- Task goal: Write every record out again exactly, and keep images out of it.

- Given data:
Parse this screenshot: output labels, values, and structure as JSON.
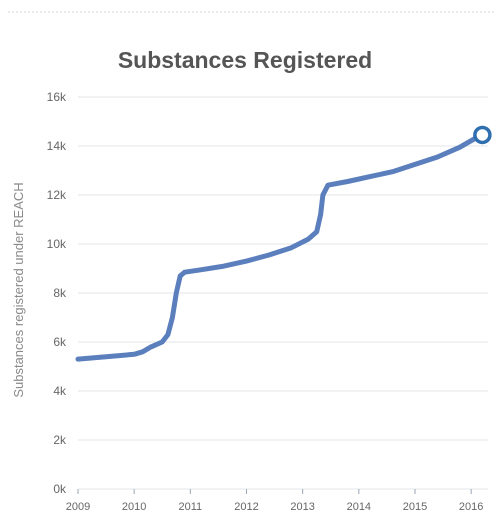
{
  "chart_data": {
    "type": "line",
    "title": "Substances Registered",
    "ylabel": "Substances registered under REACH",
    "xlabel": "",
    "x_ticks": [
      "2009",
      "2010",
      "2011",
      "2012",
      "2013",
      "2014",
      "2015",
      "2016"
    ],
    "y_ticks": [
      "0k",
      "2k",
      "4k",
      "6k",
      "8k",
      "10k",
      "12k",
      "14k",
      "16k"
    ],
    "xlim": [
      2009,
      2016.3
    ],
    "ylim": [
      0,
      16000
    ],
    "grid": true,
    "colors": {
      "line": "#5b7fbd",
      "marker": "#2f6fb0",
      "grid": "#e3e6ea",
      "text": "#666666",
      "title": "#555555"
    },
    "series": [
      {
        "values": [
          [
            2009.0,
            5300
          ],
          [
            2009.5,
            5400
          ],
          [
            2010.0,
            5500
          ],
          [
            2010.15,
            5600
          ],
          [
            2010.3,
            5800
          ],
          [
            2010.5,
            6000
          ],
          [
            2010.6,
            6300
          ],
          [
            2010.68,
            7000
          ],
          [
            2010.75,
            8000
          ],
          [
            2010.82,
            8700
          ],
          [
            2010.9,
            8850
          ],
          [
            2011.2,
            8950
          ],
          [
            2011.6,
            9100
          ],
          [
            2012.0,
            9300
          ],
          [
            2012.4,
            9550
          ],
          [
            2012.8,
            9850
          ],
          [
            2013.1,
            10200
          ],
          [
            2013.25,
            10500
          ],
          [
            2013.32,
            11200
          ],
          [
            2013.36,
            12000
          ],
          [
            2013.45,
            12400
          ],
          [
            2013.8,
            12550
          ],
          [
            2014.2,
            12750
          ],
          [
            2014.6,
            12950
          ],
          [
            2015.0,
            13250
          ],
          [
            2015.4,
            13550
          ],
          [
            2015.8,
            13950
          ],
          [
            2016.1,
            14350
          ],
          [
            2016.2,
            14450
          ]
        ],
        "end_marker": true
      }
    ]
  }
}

- Problem solution:
Parse this screenshot: output labels, values, and structure as JSON.
{
  "chart_data": {
    "type": "line",
    "title": "Substances Registered",
    "ylabel": "Substances registered under REACH",
    "xlabel": "",
    "x_ticks": [
      "2009",
      "2010",
      "2011",
      "2012",
      "2013",
      "2014",
      "2015",
      "2016"
    ],
    "y_ticks": [
      "0k",
      "2k",
      "4k",
      "6k",
      "8k",
      "10k",
      "12k",
      "14k",
      "16k"
    ],
    "xlim": [
      2009,
      2016.3
    ],
    "ylim": [
      0,
      16000
    ],
    "grid": true,
    "colors": {
      "line": "#5b7fbd",
      "marker": "#2f6fb0",
      "grid": "#e3e6ea",
      "text": "#666666",
      "title": "#555555"
    },
    "series": [
      {
        "values": [
          [
            2009.0,
            5300
          ],
          [
            2009.5,
            5400
          ],
          [
            2010.0,
            5500
          ],
          [
            2010.15,
            5600
          ],
          [
            2010.3,
            5800
          ],
          [
            2010.5,
            6000
          ],
          [
            2010.6,
            6300
          ],
          [
            2010.68,
            7000
          ],
          [
            2010.75,
            8000
          ],
          [
            2010.82,
            8700
          ],
          [
            2010.9,
            8850
          ],
          [
            2011.2,
            8950
          ],
          [
            2011.6,
            9100
          ],
          [
            2012.0,
            9300
          ],
          [
            2012.4,
            9550
          ],
          [
            2012.8,
            9850
          ],
          [
            2013.1,
            10200
          ],
          [
            2013.25,
            10500
          ],
          [
            2013.32,
            11200
          ],
          [
            2013.36,
            12000
          ],
          [
            2013.45,
            12400
          ],
          [
            2013.8,
            12550
          ],
          [
            2014.2,
            12750
          ],
          [
            2014.6,
            12950
          ],
          [
            2015.0,
            13250
          ],
          [
            2015.4,
            13550
          ],
          [
            2015.8,
            13950
          ],
          [
            2016.1,
            14350
          ],
          [
            2016.2,
            14450
          ]
        ],
        "end_marker": true
      }
    ]
  }
}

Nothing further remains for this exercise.